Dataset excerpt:
-*-*-

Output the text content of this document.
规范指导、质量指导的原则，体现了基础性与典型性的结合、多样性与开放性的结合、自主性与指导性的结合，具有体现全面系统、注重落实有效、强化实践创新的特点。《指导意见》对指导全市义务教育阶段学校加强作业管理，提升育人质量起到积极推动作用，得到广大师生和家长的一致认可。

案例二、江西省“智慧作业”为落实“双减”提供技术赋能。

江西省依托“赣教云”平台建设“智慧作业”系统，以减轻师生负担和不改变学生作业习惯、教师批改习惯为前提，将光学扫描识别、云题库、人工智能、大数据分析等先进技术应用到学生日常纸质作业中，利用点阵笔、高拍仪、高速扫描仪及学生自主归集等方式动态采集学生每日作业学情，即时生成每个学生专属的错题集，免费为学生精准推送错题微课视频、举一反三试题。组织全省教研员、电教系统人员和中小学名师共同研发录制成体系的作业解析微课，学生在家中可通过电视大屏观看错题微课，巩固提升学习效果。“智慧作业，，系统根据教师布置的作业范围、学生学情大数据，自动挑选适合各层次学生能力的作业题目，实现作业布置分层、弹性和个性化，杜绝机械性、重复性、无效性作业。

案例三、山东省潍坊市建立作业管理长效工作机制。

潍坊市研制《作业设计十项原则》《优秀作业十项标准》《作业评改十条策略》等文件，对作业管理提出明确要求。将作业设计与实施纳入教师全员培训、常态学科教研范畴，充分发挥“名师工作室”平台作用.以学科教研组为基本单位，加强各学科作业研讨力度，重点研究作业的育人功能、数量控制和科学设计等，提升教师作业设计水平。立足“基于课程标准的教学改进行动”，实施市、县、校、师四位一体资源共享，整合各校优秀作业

-*-*-

▶ **Job**
Extract all lines from the data in which "智慧作业" is found.

▶ **Problem solution**
案例二、江西省“智慧作业”为落实“双减”提供技术赋能。
江西省依托“赣教云”平台建设“智慧作业”系统，以减轻师生负担和不改变学生作业习惯、教师批改习惯为前提，将光学扫描识别、云题库、人工智能、大数据分析等先进技术应用到学生日常纸质作业中，利用点阵笔、高拍仪、高速扫描仪及学生自主归集等方式动态采集学生每日作业学情，即时生成每个学生专属的错题集，免费为学生精准推送错题微课视频、举一反三试题。组织全省教研员、电教系统人员和中小学名师共同研发录制成体系的作业解析微课，学生在家中可通过电视大屏观看错题微课，巩固提升学习效果。“智慧作业，，系统根据教师布置的作业范围、学生学情大数据，自动挑选适合各层次学生能力的作业题目，实现作业布置分层、弹性和个性化，杜绝机械性、重复性、无效性作业。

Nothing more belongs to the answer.